WHAT IS NEEDED
Can you transcribe every record below exactly as it appears?

DATA
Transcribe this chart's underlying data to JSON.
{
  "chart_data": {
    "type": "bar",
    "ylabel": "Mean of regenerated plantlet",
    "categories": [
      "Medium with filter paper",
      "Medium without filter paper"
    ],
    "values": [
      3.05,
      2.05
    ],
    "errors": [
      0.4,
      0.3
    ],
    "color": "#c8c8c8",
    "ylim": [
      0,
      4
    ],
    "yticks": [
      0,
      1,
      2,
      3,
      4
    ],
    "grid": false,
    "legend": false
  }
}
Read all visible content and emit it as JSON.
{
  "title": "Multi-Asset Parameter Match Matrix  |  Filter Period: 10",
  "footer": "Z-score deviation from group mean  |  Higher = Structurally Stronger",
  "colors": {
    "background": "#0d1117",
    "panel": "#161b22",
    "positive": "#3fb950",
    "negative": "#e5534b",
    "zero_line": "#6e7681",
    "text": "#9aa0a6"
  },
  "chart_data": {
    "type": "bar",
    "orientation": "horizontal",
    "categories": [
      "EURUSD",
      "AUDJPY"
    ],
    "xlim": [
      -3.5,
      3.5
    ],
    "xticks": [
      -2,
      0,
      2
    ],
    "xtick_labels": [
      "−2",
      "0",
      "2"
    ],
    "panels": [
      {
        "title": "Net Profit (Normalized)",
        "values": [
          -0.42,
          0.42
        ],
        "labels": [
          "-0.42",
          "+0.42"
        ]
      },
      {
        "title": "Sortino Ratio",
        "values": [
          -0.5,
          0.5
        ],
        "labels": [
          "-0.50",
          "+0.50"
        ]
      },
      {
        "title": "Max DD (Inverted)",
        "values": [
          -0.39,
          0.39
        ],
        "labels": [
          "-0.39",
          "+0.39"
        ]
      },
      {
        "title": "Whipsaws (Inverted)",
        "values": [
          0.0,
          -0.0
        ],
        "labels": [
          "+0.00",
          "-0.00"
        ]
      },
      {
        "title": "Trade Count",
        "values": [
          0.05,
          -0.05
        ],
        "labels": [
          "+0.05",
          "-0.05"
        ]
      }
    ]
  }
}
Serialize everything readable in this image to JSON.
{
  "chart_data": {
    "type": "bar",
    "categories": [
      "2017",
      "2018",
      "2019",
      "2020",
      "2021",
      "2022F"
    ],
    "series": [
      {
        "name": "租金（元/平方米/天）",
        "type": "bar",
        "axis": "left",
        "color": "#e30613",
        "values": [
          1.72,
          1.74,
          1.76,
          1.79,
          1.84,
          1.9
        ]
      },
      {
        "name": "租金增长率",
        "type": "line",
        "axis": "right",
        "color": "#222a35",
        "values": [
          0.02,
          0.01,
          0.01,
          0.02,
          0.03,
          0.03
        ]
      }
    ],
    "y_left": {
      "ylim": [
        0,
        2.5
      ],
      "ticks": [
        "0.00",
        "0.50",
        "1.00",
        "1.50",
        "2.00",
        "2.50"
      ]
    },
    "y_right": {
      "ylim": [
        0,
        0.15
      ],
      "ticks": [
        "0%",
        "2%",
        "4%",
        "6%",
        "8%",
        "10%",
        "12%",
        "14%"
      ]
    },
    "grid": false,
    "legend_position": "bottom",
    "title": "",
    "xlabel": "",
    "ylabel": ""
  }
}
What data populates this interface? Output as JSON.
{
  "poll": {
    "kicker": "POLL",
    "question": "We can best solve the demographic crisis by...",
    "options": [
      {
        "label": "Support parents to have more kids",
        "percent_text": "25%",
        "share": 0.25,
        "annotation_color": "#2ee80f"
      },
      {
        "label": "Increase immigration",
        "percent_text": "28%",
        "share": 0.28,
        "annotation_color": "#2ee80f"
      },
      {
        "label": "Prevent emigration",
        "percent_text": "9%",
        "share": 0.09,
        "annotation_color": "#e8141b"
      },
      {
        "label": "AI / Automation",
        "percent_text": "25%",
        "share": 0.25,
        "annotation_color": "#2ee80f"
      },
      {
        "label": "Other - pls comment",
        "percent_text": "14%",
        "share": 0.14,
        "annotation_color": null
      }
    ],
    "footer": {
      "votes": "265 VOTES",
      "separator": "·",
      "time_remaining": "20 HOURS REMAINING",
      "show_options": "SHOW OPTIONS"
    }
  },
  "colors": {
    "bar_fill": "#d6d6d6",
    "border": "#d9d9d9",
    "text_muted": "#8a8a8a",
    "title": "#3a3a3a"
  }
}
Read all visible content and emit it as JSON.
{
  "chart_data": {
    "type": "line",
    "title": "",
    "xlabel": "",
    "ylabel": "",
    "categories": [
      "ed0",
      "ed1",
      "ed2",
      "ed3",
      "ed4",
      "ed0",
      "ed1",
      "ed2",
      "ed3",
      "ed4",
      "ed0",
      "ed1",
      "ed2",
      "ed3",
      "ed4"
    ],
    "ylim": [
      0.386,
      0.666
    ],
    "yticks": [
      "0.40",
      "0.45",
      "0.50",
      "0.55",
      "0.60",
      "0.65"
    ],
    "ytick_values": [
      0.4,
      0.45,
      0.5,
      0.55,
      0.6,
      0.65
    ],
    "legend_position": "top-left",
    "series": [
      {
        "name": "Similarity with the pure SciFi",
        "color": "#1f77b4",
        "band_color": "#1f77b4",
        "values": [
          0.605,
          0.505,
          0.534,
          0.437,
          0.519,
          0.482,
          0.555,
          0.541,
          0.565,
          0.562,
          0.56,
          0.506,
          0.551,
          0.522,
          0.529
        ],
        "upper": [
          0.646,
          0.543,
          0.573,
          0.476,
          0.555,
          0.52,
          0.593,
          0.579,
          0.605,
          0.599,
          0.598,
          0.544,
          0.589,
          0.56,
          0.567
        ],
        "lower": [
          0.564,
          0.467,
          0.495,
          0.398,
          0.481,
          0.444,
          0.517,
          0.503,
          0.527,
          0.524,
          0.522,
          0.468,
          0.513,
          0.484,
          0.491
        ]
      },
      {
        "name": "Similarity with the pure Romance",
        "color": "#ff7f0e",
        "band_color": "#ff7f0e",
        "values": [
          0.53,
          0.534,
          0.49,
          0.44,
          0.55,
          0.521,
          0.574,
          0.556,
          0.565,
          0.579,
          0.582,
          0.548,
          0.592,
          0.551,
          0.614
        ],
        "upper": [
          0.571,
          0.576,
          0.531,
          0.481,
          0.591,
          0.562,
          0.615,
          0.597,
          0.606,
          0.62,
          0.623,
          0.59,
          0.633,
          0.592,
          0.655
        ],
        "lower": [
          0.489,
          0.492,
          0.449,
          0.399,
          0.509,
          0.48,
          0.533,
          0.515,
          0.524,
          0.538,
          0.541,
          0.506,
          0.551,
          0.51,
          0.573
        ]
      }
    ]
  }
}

RESULT OF THIS TASK
Transcribe this chart's underlying data to JSON.
{
  "chart_data": {
    "type": "bar",
    "ylabel": "Mean of regenerated plantlet",
    "categories": [
      "Medium with filter paper",
      "Medium without filter paper"
    ],
    "values": [
      3.05,
      2.05
    ],
    "errors": [
      0.4,
      0.3
    ],
    "color": "#c8c8c8",
    "ylim": [
      0,
      4
    ],
    "yticks": [
      0,
      1,
      2,
      3,
      4
    ],
    "grid": false,
    "legend": false
  }
}
Read all visible content and emit it as JSON.
{
  "title": "Multi-Asset Parameter Match Matrix  |  Filter Period: 10",
  "footer": "Z-score deviation from group mean  |  Higher = Structurally Stronger",
  "colors": {
    "background": "#0d1117",
    "panel": "#161b22",
    "positive": "#3fb950",
    "negative": "#e5534b",
    "zero_line": "#6e7681",
    "text": "#9aa0a6"
  },
  "chart_data": {
    "type": "bar",
    "orientation": "horizontal",
    "categories": [
      "EURUSD",
      "AUDJPY"
    ],
    "xlim": [
      -3.5,
      3.5
    ],
    "xticks": [
      -2,
      0,
      2
    ],
    "xtick_labels": [
      "−2",
      "0",
      "2"
    ],
    "panels": [
      {
        "title": "Net Profit (Normalized)",
        "values": [
          -0.42,
          0.42
        ],
        "labels": [
          "-0.42",
          "+0.42"
        ]
      },
      {
        "title": "Sortino Ratio",
        "values": [
          -0.5,
          0.5
        ],
        "labels": [
          "-0.50",
          "+0.50"
        ]
      },
      {
        "title": "Max DD (Inverted)",
        "values": [
          -0.39,
          0.39
        ],
        "labels": [
          "-0.39",
          "+0.39"
        ]
      },
      {
        "title": "Whipsaws (Inverted)",
        "values": [
          0.0,
          -0.0
        ],
        "labels": [
          "+0.00",
          "-0.00"
        ]
      },
      {
        "title": "Trade Count",
        "values": [
          0.05,
          -0.05
        ],
        "labels": [
          "+0.05",
          "-0.05"
        ]
      }
    ]
  }
}
Serialize everything readable in this image to JSON.
{
  "chart_data": {
    "type": "bar",
    "categories": [
      "2017",
      "2018",
      "2019",
      "2020",
      "2021",
      "2022F"
    ],
    "series": [
      {
        "name": "租金（元/平方米/天）",
        "type": "bar",
        "axis": "left",
        "color": "#e30613",
        "values": [
          1.72,
          1.74,
          1.76,
          1.79,
          1.84,
          1.9
        ]
      },
      {
        "name": "租金增长率",
        "type": "line",
        "axis": "right",
        "color": "#222a35",
        "values": [
          0.02,
          0.01,
          0.01,
          0.02,
          0.03,
          0.03
        ]
      }
    ],
    "y_left": {
      "ylim": [
        0,
        2.5
      ],
      "ticks": [
        "0.00",
        "0.50",
        "1.00",
        "1.50",
        "2.00",
        "2.50"
      ]
    },
    "y_right": {
      "ylim": [
        0,
        0.15
      ],
      "ticks": [
        "0%",
        "2%",
        "4%",
        "6%",
        "8%",
        "10%",
        "12%",
        "14%"
      ]
    },
    "grid": false,
    "legend_position": "bottom",
    "title": "",
    "xlabel": "",
    "ylabel": ""
  }
}
What data populates this interface? Output as JSON.
{
  "poll": {
    "kicker": "POLL",
    "question": "We can best solve the demographic crisis by...",
    "options": [
      {
        "label": "Support parents to have more kids",
        "percent_text": "25%",
        "share": 0.25,
        "annotation_color": "#2ee80f"
      },
      {
        "label": "Increase immigration",
        "percent_text": "28%",
        "share": 0.28,
        "annotation_color": "#2ee80f"
      },
      {
        "label": "Prevent emigration",
        "percent_text": "9%",
        "share": 0.09,
        "annotation_color": "#e8141b"
      },
      {
        "label": "AI / Automation",
        "percent_text": "25%",
        "share": 0.25,
        "annotation_color": "#2ee80f"
      },
      {
        "label": "Other - pls comment",
        "percent_text": "14%",
        "share": 0.14,
        "annotation_color": null
      }
    ],
    "footer": {
      "votes": "265 VOTES",
      "separator": "·",
      "time_remaining": "20 HOURS REMAINING",
      "show_options": "SHOW OPTIONS"
    }
  },
  "colors": {
    "bar_fill": "#d6d6d6",
    "border": "#d9d9d9",
    "text_muted": "#8a8a8a",
    "title": "#3a3a3a"
  }
}
Read all visible content and emit it as JSON.
{
  "chart_data": {
    "type": "line",
    "title": "",
    "xlabel": "",
    "ylabel": "",
    "categories": [
      "ed0",
      "ed1",
      "ed2",
      "ed3",
      "ed4",
      "ed0",
      "ed1",
      "ed2",
      "ed3",
      "ed4",
      "ed0",
      "ed1",
      "ed2",
      "ed3",
      "ed4"
    ],
    "ylim": [
      0.386,
      0.666
    ],
    "yticks": [
      "0.40",
      "0.45",
      "0.50",
      "0.55",
      "0.60",
      "0.65"
    ],
    "ytick_values": [
      0.4,
      0.45,
      0.5,
      0.55,
      0.6,
      0.65
    ],
    "legend_position": "top-left",
    "series": [
      {
        "name": "Similarity with the pure SciFi",
        "color": "#1f77b4",
        "band_color": "#1f77b4",
        "values": [
          0.605,
          0.505,
          0.534,
          0.437,
          0.519,
          0.482,
          0.555,
          0.541,
          0.565,
          0.562,
          0.56,
          0.506,
          0.551,
          0.522,
          0.529
        ],
        "upper": [
          0.646,
          0.543,
          0.573,
          0.476,
          0.555,
          0.52,
          0.593,
          0.579,
          0.605,
          0.599,
          0.598,
          0.544,
          0.589,
          0.56,
          0.567
        ],
        "lower": [
          0.564,
          0.467,
          0.495,
          0.398,
          0.481,
          0.444,
          0.517,
          0.503,
          0.527,
          0.524,
          0.522,
          0.468,
          0.513,
          0.484,
          0.491
        ]
      },
      {
        "name": "Similarity with the pure Romance",
        "color": "#ff7f0e",
        "band_color": "#ff7f0e",
        "values": [
          0.53,
          0.534,
          0.49,
          0.44,
          0.55,
          0.521,
          0.574,
          0.556,
          0.565,
          0.579,
          0.582,
          0.548,
          0.592,
          0.551,
          0.614
        ],
        "upper": [
          0.571,
          0.576,
          0.531,
          0.481,
          0.591,
          0.562,
          0.615,
          0.597,
          0.606,
          0.62,
          0.623,
          0.59,
          0.633,
          0.592,
          0.655
        ],
        "lower": [
          0.489,
          0.492,
          0.449,
          0.399,
          0.509,
          0.48,
          0.533,
          0.515,
          0.524,
          0.538,
          0.541,
          0.506,
          0.551,
          0.51,
          0.573
        ]
      }
    ]
  }
}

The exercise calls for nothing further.